* **ASSIGNED TASK**: Look through the data below. Collect every line where the word "that" occurs.

* **MATERIAL FOR THIS EXERCISE**:
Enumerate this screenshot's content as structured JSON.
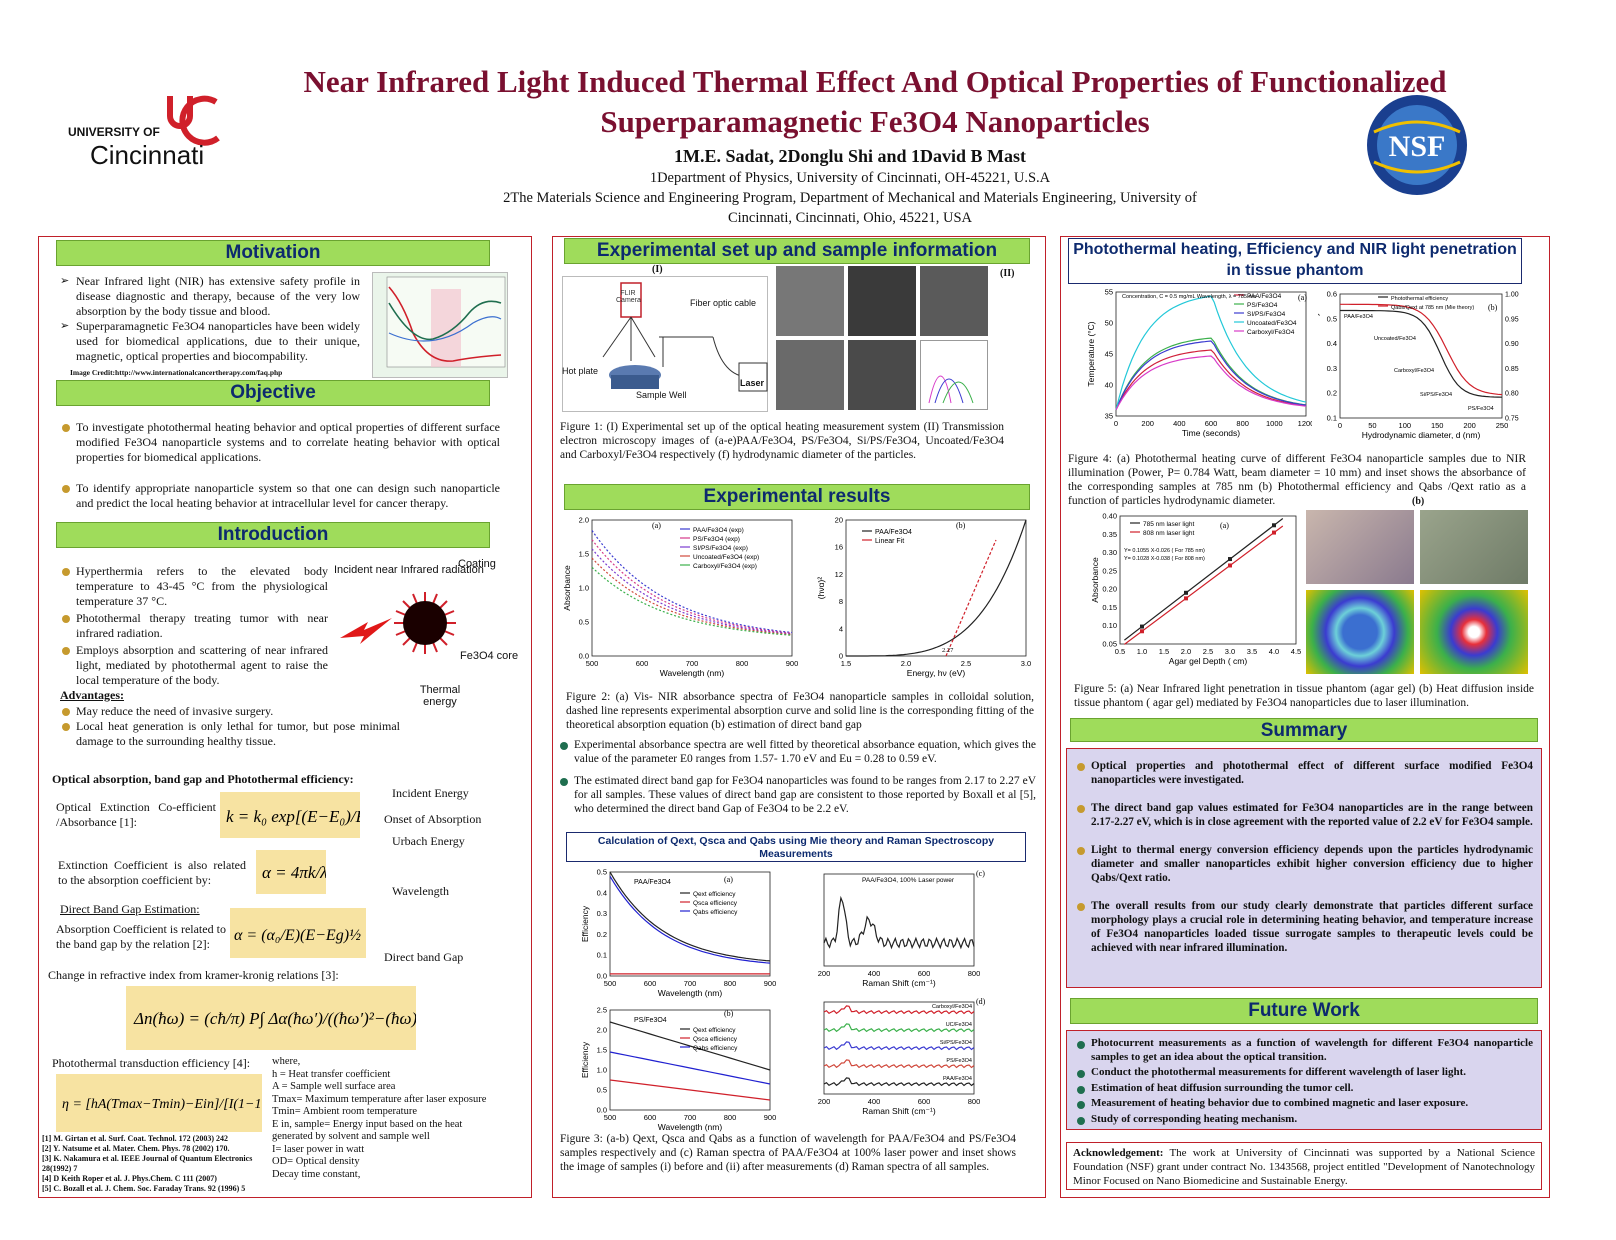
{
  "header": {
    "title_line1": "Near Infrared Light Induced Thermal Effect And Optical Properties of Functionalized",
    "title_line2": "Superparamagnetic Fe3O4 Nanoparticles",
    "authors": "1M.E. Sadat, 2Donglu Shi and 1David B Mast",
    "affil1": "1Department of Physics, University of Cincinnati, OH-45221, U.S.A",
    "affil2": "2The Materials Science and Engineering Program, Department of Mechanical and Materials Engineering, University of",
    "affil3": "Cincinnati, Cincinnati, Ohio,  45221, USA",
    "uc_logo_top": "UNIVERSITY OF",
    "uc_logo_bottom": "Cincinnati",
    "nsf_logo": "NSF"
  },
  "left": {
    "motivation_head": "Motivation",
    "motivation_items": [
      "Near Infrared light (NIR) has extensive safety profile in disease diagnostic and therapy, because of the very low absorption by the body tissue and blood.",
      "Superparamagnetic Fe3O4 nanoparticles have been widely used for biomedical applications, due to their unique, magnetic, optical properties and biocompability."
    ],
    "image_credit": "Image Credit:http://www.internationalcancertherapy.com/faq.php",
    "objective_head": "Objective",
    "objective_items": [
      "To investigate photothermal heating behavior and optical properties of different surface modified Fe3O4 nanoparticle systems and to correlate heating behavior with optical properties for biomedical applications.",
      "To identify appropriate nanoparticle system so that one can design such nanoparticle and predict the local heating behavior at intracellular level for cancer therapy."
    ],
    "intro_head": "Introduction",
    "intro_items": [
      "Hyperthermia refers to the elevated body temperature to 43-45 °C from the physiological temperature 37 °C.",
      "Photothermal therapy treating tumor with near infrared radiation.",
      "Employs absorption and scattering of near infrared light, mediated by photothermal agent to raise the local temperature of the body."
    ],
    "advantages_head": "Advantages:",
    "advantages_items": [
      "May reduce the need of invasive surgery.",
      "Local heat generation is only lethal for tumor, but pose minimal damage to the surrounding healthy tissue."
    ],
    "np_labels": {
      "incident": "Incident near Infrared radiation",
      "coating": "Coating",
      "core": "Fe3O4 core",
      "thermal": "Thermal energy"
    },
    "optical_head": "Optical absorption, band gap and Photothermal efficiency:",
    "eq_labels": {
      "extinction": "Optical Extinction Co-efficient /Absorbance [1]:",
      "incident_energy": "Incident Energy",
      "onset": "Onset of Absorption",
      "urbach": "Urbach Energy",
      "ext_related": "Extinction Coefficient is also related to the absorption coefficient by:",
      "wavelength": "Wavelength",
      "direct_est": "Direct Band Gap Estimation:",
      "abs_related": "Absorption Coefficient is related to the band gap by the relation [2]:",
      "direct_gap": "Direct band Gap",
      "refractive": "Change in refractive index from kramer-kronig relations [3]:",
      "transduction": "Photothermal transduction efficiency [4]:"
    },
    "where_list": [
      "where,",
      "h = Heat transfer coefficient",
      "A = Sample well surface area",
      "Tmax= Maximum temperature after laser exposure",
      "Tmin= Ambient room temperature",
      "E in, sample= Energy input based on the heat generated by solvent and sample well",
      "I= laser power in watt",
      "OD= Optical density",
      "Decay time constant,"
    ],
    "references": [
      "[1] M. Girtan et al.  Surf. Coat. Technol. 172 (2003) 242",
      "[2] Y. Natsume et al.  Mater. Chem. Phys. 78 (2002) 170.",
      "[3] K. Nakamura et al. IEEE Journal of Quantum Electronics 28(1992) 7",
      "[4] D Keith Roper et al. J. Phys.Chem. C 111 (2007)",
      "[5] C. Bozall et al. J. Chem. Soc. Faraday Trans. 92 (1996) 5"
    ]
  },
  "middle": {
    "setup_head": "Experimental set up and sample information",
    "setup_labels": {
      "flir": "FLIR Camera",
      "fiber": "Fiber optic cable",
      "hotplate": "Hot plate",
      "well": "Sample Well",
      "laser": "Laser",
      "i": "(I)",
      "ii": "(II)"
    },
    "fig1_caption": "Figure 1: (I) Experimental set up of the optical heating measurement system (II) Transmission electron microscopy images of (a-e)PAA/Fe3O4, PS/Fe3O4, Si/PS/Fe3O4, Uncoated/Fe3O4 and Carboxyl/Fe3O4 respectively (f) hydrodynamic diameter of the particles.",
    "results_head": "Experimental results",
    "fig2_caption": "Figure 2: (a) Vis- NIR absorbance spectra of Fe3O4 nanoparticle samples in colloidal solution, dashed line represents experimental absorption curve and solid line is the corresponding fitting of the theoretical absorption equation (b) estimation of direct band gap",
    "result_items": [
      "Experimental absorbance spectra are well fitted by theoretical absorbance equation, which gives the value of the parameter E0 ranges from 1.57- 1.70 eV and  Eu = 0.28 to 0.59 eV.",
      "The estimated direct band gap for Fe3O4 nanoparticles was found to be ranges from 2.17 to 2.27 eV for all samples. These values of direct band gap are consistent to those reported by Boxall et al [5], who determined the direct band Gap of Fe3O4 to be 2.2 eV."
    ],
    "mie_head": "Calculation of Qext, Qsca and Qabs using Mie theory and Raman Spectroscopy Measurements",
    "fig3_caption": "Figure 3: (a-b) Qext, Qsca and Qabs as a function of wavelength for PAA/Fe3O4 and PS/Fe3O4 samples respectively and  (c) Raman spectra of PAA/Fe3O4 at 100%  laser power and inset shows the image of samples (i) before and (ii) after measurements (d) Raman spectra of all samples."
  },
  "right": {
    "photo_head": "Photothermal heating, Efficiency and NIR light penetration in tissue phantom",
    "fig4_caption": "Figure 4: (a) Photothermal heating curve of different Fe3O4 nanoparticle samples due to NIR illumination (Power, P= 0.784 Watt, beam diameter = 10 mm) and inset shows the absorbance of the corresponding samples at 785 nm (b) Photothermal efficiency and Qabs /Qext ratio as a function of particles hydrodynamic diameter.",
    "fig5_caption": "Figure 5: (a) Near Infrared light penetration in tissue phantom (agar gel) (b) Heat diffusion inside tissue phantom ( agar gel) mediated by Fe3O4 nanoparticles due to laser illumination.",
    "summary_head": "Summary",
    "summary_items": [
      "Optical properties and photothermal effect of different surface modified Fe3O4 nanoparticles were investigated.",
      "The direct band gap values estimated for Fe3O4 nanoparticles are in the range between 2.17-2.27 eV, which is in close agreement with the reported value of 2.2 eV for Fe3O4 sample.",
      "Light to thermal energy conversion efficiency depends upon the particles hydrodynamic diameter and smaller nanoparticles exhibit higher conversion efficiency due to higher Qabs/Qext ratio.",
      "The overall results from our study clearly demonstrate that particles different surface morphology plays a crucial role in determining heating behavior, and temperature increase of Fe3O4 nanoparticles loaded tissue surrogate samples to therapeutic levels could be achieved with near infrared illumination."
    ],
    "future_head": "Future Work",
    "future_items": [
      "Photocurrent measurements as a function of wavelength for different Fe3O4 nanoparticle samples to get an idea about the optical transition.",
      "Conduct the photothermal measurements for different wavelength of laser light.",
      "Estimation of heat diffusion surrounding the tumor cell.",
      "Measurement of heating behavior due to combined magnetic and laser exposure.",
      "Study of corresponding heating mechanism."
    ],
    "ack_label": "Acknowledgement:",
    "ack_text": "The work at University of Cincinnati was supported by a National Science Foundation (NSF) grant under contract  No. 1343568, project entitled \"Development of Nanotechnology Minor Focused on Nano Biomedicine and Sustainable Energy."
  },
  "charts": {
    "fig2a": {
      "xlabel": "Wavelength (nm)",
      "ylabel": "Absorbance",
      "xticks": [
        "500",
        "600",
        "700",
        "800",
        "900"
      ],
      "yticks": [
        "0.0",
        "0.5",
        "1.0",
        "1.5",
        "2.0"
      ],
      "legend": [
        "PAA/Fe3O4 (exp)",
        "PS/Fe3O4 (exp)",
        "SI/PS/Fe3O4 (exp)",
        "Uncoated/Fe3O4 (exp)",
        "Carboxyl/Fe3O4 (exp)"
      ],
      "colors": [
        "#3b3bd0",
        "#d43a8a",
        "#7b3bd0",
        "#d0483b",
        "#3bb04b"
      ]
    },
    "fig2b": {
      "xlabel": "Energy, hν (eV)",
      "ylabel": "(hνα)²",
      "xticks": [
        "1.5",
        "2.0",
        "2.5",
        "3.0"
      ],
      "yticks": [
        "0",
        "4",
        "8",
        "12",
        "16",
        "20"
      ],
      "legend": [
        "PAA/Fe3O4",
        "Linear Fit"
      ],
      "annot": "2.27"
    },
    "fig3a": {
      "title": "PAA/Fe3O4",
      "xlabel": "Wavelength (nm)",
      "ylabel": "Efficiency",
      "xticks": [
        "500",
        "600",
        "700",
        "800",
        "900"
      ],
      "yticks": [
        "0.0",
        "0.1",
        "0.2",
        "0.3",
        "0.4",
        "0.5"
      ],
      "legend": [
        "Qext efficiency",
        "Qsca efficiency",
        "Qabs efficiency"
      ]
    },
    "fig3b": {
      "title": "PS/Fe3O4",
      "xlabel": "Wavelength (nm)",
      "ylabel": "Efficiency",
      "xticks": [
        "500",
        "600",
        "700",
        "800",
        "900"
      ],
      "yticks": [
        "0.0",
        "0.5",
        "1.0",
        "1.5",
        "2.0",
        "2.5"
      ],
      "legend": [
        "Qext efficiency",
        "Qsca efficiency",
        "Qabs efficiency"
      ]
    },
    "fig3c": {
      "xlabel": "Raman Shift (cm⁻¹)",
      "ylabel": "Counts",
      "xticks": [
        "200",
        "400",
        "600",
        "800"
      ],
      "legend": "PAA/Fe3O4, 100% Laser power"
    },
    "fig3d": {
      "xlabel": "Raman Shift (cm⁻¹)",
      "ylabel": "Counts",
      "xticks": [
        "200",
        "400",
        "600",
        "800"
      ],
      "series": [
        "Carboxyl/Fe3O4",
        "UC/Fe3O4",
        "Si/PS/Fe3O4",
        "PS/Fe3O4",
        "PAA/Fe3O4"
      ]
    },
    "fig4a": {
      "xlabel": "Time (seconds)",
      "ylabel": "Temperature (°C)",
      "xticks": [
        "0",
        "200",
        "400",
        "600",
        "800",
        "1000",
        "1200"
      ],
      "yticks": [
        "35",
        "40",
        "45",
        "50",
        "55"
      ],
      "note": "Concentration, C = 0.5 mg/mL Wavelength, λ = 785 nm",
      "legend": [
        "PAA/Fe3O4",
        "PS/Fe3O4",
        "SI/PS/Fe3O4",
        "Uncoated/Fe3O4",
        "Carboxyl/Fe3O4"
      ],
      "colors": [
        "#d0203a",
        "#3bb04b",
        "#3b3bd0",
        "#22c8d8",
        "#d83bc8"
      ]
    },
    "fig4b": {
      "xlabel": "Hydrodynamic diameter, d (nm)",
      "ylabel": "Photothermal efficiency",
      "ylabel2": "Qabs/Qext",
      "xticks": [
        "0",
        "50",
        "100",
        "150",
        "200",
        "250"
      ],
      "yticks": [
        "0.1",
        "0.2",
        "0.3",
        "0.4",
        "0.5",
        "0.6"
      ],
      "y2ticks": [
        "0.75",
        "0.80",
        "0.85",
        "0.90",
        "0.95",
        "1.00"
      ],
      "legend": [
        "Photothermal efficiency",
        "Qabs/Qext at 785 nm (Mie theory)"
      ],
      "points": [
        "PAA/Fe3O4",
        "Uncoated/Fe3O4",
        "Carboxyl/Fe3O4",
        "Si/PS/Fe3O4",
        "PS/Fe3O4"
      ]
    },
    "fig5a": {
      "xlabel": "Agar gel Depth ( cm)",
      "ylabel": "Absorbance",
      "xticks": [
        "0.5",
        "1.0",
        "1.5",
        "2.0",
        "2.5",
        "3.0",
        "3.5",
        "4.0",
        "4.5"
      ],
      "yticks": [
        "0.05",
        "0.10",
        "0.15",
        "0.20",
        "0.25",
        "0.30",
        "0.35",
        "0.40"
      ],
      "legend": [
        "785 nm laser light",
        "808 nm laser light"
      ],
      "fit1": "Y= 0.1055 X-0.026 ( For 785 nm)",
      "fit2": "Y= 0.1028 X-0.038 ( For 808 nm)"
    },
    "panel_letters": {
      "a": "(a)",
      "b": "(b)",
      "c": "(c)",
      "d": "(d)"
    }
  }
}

* **WRITTEN RESPONSE**:
      "To identify appropriate nanoparticle system so that one can design such nanoparticle and predict the local heating behavior at intracellular level for cancer therapy."
      "The overall results from our study clearly demonstrate that particles different surface morphology plays a crucial role in determining heating behavior, and temperature increase of Fe3O4 nanoparticles loaded tissue surrogate samples to therapeutic levels could be achieved with near infrared illumination."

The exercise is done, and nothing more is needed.